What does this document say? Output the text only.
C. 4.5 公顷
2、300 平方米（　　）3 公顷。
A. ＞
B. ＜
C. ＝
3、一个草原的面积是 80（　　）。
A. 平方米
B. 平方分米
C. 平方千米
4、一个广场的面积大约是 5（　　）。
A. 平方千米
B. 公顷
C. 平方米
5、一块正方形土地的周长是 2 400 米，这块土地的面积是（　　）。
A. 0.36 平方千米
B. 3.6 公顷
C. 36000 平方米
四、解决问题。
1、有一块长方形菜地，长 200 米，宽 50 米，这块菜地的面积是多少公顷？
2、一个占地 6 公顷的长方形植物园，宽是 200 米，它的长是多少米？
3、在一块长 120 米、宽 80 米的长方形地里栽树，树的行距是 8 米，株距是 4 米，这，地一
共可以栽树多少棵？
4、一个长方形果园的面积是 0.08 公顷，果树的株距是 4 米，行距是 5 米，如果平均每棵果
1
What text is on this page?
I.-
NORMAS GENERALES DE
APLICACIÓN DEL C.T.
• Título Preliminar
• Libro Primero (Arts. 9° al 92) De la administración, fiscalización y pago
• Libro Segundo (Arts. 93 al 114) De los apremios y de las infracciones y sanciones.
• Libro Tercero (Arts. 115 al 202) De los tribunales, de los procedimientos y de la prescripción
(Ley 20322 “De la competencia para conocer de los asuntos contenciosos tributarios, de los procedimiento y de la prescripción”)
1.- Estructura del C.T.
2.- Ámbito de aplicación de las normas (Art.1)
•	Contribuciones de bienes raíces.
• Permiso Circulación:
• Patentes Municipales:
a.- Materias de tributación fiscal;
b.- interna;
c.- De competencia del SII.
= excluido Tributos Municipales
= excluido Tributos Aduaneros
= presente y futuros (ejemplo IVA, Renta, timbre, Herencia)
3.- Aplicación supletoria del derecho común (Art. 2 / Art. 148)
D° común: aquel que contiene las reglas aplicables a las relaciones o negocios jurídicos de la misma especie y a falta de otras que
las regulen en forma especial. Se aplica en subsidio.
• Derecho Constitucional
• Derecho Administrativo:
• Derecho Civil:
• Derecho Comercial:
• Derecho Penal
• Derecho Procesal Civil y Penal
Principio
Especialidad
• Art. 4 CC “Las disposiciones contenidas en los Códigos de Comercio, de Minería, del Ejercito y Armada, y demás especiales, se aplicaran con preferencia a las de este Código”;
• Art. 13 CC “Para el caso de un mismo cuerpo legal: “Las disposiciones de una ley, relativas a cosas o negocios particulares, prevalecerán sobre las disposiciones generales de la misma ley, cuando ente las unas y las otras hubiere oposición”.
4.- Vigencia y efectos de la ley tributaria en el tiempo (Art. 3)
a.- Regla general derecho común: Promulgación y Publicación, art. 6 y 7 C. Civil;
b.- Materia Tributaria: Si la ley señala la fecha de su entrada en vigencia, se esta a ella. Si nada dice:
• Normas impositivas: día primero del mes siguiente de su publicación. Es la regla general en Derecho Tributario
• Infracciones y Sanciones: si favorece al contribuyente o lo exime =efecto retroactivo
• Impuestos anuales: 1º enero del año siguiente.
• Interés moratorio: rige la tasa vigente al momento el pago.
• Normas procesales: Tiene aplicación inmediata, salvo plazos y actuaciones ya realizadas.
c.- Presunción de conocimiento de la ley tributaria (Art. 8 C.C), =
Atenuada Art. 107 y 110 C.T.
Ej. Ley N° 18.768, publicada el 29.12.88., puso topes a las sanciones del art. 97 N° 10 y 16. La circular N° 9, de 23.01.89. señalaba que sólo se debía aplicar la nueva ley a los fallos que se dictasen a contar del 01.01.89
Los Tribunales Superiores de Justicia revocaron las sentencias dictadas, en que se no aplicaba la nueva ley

··········

> YOUR TASK
Select every line in the records above that contains the word "Civil".

> WRITTEN SOLUTION
• Derecho Civil:
• Derecho Procesal Civil y Penal
a.- Regla general derecho común: Promulgación y Publicación, art. 6 y 7 C. Civil;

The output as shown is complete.